> YOUR INSTRUCTIONS:
Where does the string "image" appear? Copy every line of the entries below that holds it.

> EXTRACTED INFORMATION:
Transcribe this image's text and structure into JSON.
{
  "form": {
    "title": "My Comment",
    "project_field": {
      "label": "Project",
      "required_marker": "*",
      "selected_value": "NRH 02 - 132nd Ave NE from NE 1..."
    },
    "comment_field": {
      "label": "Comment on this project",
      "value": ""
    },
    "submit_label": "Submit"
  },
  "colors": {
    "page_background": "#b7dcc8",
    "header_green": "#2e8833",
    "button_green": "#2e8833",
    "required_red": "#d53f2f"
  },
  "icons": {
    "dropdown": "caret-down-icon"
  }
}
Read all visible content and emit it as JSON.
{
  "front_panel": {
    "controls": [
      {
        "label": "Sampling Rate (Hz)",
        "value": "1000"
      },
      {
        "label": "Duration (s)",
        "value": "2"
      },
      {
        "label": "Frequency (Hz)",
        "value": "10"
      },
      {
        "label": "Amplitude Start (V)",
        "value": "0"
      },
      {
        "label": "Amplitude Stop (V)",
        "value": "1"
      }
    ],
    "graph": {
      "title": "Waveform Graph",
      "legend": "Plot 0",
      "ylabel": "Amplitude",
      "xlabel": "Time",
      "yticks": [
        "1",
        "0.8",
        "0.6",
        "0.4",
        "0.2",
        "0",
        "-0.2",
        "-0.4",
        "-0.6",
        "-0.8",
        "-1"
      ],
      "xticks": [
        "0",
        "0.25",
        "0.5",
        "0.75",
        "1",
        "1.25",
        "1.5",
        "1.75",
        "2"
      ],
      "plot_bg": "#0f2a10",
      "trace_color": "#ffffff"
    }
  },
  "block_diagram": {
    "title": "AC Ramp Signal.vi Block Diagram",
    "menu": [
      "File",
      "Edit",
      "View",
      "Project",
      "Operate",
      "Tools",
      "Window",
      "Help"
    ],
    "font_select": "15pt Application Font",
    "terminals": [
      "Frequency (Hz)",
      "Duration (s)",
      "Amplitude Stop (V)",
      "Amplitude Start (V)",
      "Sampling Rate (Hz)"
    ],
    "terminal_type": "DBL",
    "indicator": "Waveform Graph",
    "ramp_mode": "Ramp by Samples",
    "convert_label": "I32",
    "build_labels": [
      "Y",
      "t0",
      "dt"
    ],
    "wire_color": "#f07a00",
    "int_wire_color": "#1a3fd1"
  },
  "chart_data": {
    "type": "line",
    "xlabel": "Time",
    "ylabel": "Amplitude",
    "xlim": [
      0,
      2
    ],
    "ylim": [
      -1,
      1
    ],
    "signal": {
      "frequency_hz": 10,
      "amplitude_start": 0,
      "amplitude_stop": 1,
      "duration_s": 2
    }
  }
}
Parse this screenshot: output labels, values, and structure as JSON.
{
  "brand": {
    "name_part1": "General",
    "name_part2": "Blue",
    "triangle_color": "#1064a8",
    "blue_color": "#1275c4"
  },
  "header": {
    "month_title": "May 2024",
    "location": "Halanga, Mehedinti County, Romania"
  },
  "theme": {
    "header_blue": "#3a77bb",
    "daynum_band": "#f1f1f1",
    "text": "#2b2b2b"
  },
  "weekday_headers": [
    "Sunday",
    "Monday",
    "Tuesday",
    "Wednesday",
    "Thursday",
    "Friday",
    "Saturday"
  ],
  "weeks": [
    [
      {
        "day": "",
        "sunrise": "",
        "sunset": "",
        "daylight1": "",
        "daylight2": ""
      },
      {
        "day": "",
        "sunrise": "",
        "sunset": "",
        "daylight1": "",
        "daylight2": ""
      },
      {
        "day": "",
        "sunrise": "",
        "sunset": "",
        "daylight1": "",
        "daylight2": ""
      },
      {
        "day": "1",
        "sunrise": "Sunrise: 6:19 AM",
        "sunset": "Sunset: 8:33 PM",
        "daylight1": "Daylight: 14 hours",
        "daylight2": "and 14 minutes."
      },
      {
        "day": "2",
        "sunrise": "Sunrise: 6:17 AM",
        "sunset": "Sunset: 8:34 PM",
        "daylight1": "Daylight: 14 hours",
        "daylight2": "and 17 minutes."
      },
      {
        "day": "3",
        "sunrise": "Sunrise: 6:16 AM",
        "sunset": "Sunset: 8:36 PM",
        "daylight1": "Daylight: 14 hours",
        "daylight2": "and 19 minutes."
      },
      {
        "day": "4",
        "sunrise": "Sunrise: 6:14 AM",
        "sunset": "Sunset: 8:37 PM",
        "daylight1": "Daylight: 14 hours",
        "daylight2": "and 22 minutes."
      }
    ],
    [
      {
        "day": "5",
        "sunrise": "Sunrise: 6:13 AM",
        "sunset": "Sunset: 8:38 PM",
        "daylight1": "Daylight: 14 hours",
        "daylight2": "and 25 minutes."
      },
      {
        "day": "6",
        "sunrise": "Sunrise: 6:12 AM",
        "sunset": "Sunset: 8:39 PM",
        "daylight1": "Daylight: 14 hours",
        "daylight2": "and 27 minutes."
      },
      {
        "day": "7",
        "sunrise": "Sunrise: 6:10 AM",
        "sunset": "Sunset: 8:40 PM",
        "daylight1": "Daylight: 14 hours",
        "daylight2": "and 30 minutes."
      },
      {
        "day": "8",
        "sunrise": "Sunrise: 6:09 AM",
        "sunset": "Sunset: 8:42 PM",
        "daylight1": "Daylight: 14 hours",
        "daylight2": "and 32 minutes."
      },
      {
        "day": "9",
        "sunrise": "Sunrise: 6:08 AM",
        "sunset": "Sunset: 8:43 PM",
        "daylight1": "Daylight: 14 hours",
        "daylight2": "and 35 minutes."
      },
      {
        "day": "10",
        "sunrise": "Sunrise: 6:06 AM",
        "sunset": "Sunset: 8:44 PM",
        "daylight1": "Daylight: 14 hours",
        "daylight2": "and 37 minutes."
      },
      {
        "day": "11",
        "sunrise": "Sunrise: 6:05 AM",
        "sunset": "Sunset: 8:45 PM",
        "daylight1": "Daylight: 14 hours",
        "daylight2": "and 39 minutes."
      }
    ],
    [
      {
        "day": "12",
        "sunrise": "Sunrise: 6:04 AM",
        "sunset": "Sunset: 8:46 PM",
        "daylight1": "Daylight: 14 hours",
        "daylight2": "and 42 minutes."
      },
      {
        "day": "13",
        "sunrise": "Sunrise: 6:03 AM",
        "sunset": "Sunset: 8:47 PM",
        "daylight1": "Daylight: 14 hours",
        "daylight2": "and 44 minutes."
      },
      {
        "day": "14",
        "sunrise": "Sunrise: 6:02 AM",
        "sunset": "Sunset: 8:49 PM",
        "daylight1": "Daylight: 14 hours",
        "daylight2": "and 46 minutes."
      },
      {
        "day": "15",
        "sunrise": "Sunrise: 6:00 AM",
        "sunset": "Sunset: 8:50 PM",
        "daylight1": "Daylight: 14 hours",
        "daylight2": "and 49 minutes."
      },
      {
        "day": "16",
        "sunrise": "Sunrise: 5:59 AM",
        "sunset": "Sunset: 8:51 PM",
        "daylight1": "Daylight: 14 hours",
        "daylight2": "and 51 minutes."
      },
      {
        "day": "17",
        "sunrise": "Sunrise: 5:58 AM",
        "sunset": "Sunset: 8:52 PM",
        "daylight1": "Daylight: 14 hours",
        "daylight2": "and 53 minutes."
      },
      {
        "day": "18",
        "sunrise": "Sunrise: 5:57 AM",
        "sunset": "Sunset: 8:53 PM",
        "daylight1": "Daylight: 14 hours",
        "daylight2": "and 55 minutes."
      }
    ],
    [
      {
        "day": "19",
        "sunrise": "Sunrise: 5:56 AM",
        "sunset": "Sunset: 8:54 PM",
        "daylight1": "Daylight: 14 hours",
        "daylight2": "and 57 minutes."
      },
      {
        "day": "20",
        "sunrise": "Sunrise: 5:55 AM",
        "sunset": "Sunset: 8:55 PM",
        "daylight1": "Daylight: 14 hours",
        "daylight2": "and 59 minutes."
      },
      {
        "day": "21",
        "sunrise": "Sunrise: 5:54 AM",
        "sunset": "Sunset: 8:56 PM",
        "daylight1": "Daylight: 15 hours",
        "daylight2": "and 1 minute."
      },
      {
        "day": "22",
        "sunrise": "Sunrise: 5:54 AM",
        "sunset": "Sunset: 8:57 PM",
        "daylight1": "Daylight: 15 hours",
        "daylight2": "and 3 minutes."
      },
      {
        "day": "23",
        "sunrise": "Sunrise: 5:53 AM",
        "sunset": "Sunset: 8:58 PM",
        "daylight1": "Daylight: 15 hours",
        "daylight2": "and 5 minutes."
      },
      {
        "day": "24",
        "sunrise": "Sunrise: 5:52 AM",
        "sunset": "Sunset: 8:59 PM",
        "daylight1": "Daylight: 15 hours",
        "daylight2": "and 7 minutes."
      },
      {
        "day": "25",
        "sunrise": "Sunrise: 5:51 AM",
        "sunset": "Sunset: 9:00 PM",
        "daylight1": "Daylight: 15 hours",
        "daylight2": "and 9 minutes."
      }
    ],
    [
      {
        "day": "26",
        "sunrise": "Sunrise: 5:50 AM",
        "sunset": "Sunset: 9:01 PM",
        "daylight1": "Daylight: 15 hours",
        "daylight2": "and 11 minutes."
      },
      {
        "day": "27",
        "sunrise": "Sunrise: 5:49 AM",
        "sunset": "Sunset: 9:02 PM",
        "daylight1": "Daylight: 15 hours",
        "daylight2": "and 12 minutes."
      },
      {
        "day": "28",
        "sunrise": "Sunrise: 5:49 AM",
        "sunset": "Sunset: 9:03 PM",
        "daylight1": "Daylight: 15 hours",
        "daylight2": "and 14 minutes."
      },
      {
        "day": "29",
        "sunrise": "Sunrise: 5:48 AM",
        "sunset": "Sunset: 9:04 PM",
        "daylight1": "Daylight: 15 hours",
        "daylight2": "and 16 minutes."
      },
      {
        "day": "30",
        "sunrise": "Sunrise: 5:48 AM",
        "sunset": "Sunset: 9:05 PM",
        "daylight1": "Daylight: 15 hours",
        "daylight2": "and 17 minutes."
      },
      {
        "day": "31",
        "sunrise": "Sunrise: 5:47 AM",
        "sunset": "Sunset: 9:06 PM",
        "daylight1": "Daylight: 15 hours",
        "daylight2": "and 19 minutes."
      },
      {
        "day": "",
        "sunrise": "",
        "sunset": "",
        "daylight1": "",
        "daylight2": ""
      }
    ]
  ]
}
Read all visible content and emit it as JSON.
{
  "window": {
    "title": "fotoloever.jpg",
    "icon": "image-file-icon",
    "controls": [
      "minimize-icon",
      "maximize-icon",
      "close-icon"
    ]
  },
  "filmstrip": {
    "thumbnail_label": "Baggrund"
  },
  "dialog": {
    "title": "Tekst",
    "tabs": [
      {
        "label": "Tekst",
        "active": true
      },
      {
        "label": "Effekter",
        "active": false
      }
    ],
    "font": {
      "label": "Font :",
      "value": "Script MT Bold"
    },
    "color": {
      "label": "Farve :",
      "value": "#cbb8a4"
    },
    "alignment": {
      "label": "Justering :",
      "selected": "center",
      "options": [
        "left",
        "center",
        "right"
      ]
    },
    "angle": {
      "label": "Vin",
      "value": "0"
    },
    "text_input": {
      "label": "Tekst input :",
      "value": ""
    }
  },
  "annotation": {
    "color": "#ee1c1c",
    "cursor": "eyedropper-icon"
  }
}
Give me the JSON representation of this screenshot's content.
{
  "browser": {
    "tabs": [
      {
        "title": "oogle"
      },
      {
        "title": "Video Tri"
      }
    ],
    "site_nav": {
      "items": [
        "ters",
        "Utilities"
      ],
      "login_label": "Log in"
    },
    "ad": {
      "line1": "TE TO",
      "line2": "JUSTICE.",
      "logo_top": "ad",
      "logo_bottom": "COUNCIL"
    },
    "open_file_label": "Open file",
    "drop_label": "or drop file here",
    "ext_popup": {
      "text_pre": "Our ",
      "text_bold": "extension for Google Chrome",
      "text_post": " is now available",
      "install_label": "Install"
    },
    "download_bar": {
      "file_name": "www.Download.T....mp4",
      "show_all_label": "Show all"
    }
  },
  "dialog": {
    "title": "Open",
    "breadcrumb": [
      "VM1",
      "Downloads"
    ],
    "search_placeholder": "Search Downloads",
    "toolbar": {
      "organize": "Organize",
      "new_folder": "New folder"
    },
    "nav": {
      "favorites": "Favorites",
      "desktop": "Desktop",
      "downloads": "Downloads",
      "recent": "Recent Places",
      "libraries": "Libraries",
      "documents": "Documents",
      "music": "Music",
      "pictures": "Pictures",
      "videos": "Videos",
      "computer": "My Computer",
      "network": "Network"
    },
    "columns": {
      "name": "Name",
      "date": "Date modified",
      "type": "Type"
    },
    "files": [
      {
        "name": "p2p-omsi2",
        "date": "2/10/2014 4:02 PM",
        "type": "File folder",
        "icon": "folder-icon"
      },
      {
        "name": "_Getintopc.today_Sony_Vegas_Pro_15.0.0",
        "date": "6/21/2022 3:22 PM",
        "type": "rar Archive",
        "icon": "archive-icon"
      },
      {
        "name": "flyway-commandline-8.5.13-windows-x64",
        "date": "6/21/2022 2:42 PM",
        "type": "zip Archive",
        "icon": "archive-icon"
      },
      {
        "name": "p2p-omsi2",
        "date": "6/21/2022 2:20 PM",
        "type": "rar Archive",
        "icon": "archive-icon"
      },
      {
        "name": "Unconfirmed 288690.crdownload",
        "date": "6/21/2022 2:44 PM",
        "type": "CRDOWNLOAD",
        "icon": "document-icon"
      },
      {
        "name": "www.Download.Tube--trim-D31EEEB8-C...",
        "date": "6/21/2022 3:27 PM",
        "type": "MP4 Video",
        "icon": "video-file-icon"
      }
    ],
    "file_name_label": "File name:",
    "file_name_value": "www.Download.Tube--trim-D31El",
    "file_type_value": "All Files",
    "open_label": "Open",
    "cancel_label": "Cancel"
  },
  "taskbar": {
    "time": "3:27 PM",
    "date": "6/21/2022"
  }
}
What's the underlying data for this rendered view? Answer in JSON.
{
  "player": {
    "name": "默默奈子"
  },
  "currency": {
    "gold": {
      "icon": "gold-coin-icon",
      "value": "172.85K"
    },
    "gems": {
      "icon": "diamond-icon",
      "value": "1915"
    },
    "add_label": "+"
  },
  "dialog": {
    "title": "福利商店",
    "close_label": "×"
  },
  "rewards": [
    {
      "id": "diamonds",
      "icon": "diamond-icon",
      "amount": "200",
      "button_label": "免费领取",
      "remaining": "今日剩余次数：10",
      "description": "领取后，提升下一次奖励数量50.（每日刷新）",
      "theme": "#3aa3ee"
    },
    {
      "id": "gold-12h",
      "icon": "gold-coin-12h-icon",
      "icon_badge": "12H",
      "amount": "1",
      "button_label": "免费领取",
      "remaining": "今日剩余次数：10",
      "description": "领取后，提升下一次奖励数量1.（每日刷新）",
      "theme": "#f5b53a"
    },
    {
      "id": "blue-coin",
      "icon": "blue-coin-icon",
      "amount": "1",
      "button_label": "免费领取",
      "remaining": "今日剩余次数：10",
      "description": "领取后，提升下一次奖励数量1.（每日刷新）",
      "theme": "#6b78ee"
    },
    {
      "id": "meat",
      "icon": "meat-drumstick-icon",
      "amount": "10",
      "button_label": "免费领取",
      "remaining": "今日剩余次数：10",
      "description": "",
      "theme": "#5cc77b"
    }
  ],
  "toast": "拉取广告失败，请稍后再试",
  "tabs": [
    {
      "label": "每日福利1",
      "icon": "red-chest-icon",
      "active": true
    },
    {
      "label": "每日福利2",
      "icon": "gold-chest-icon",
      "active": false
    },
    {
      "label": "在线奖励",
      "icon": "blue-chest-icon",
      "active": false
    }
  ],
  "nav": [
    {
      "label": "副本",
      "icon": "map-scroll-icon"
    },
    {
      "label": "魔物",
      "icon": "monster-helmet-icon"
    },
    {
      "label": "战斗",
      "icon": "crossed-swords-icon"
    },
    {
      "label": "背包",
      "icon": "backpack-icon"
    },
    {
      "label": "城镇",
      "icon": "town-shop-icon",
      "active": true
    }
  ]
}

> WRITTEN ANSWER:
Transcribe this image's text and structure into JSON.
    "icon": "image-file-icon",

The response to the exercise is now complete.